##### Data lines #####

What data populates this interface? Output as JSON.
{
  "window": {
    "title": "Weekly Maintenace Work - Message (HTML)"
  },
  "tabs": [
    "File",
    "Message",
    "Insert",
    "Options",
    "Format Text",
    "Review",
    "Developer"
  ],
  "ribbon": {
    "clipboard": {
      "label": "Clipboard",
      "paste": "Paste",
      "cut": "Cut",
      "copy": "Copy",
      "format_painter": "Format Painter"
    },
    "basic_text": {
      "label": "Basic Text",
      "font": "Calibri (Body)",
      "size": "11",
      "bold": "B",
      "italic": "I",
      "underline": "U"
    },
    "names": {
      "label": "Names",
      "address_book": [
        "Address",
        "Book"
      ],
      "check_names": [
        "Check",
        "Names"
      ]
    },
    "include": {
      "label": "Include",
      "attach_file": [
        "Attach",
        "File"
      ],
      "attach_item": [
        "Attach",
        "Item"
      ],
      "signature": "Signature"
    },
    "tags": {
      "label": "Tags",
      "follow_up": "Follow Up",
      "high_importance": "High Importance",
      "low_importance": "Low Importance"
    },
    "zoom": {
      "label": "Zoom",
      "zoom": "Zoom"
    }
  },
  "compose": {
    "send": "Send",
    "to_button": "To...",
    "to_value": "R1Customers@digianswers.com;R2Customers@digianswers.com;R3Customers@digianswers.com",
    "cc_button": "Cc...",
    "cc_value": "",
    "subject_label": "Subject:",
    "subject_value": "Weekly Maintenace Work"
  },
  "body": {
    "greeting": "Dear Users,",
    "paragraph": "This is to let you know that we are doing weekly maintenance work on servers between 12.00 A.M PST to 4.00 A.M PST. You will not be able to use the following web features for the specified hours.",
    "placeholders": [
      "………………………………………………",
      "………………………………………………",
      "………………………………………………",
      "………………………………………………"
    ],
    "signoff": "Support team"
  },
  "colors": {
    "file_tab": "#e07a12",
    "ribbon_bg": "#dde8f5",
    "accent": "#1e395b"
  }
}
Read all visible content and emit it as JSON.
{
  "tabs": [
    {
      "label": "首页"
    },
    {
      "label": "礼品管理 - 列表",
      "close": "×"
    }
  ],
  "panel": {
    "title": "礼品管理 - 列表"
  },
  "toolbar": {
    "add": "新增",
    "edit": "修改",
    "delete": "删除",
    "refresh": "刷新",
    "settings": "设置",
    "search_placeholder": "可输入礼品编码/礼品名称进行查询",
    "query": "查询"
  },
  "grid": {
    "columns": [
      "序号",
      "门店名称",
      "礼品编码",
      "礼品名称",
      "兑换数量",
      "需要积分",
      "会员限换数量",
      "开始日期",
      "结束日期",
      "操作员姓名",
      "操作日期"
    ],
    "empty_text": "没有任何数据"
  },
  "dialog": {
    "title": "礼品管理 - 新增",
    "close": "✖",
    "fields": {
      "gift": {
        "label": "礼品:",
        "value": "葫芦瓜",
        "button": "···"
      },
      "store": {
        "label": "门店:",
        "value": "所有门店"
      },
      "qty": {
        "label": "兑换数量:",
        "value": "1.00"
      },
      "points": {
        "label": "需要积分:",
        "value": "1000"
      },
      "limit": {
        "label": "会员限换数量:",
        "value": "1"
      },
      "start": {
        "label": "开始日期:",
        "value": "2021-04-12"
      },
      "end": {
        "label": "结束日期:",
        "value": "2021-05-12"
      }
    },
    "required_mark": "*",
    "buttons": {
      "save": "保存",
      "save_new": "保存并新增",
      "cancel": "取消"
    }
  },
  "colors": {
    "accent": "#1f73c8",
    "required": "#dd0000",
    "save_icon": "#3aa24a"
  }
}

#####

All of the data must be returned exactly.

◆ Reply to the task
What data populates this interface? Output as JSON.
{
  "window": {
    "title": "Weekly Maintenace Work - Message (HTML)"
  },
  "tabs": [
    "File",
    "Message",
    "Insert",
    "Options",
    "Format Text",
    "Review",
    "Developer"
  ],
  "ribbon": {
    "clipboard": {
      "label": "Clipboard",
      "paste": "Paste",
      "cut": "Cut",
      "copy": "Copy",
      "format_painter": "Format Painter"
    },
    "basic_text": {
      "label": "Basic Text",
      "font": "Calibri (Body)",
      "size": "11",
      "bold": "B",
      "italic": "I",
      "underline": "U"
    },
    "names": {
      "label": "Names",
      "address_book": [
        "Address",
        "Book"
      ],
      "check_names": [
        "Check",
        "Names"
      ]
    },
    "include": {
      "label": "Include",
      "attach_file": [
        "Attach",
        "File"
      ],
      "attach_item": [
        "Attach",
        "Item"
      ],
      "signature": "Signature"
    },
    "tags": {
      "label": "Tags",
      "follow_up": "Follow Up",
      "high_importance": "High Importance",
      "low_importance": "Low Importance"
    },
    "zoom": {
      "label": "Zoom",
      "zoom": "Zoom"
    }
  },
  "compose": {
    "send": "Send",
    "to_button": "To...",
    "to_value": "R1Customers@digianswers.com;R2Customers@digianswers.com;R3Customers@digianswers.com",
    "cc_button": "Cc...",
    "cc_value": "",
    "subject_label": "Subject:",
    "subject_value": "Weekly Maintenace Work"
  },
  "body": {
    "greeting": "Dear Users,",
    "paragraph": "This is to let you know that we are doing weekly maintenance work on servers between 12.00 A.M PST to 4.00 A.M PST. You will not be able to use the following web features for the specified hours.",
    "placeholders": [
      "………………………………………………",
      "………………………………………………",
      "………………………………………………",
      "………………………………………………"
    ],
    "signoff": "Support team"
  },
  "colors": {
    "file_tab": "#e07a12",
    "ribbon_bg": "#dde8f5",
    "accent": "#1e395b"
  }
}
Read all visible content and emit it as JSON.
{
  "tabs": [
    {
      "label": "首页"
    },
    {
      "label": "礼品管理 - 列表",
      "close": "×"
    }
  ],
  "panel": {
    "title": "礼品管理 - 列表"
  },
  "toolbar": {
    "add": "新增",
    "edit": "修改",
    "delete": "删除",
    "refresh": "刷新",
    "settings": "设置",
    "search_placeholder": "可输入礼品编码/礼品名称进行查询",
    "query": "查询"
  },
  "grid": {
    "columns": [
      "序号",
      "门店名称",
      "礼品编码",
      "礼品名称",
      "兑换数量",
      "需要积分",
      "会员限换数量",
      "开始日期",
      "结束日期",
      "操作员姓名",
      "操作日期"
    ],
    "empty_text": "没有任何数据"
  },
  "dialog": {
    "title": "礼品管理 - 新增",
    "close": "✖",
    "fields": {
      "gift": {
        "label": "礼品:",
        "value": "葫芦瓜",
        "button": "···"
      },
      "store": {
        "label": "门店:",
        "value": "所有门店"
      },
      "qty": {
        "label": "兑换数量:",
        "value": "1.00"
      },
      "points": {
        "label": "需要积分:",
        "value": "1000"
      },
      "limit": {
        "label": "会员限换数量:",
        "value": "1"
      },
      "start": {
        "label": "开始日期:",
        "value": "2021-04-12"
      },
      "end": {
        "label": "结束日期:",
        "value": "2021-05-12"
      }
    },
    "required_mark": "*",
    "buttons": {
      "save": "保存",
      "save_new": "保存并新增",
      "cancel": "取消"
    }
  },
  "colors": {
    "accent": "#1f73c8",
    "required": "#dd0000",
    "save_icon": "#3aa24a"
  }
}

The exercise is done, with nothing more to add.